>>>>>

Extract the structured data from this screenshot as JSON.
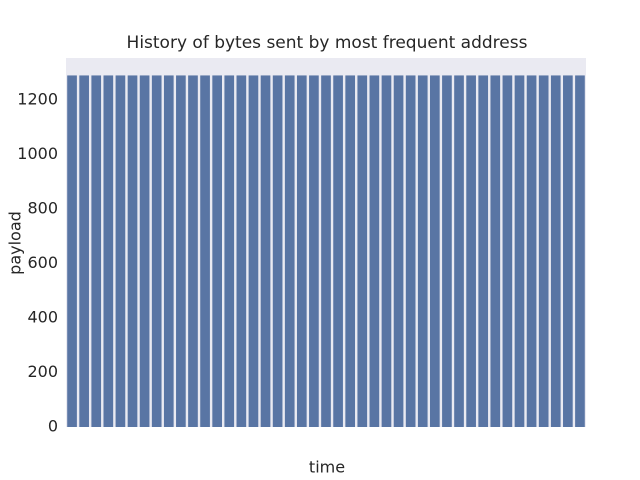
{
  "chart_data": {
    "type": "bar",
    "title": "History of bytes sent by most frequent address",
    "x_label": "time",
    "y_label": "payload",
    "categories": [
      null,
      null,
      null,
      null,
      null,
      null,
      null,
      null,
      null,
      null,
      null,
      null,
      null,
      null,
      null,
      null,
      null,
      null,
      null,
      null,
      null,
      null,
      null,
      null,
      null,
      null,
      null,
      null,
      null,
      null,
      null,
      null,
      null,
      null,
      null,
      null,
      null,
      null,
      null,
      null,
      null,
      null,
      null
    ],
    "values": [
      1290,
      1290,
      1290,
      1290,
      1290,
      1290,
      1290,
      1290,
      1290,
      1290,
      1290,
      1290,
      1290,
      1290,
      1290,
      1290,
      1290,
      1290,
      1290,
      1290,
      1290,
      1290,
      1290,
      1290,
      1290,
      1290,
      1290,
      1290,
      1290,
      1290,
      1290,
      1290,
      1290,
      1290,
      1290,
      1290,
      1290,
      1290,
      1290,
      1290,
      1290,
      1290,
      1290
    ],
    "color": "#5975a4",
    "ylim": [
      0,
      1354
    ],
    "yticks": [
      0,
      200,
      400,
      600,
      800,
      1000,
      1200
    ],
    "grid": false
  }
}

<<<<<

Print the whole listing above once more, word for word, without its pictures.

Extract the structured data from this screenshot as JSON.
{
  "chart_data": {
    "type": "bar",
    "title": "History of bytes sent by most frequent address",
    "x_label": "time",
    "y_label": "payload",
    "categories": [
      null,
      null,
      null,
      null,
      null,
      null,
      null,
      null,
      null,
      null,
      null,
      null,
      null,
      null,
      null,
      null,
      null,
      null,
      null,
      null,
      null,
      null,
      null,
      null,
      null,
      null,
      null,
      null,
      null,
      null,
      null,
      null,
      null,
      null,
      null,
      null,
      null,
      null,
      null,
      null,
      null,
      null,
      null
    ],
    "values": [
      1290,
      1290,
      1290,
      1290,
      1290,
      1290,
      1290,
      1290,
      1290,
      1290,
      1290,
      1290,
      1290,
      1290,
      1290,
      1290,
      1290,
      1290,
      1290,
      1290,
      1290,
      1290,
      1290,
      1290,
      1290,
      1290,
      1290,
      1290,
      1290,
      1290,
      1290,
      1290,
      1290,
      1290,
      1290,
      1290,
      1290,
      1290,
      1290,
      1290,
      1290,
      1290,
      1290
    ],
    "color": "#5975a4",
    "ylim": [
      0,
      1354
    ],
    "yticks": [
      0,
      200,
      400,
      600,
      800,
      1000,
      1200
    ],
    "grid": false
  }
}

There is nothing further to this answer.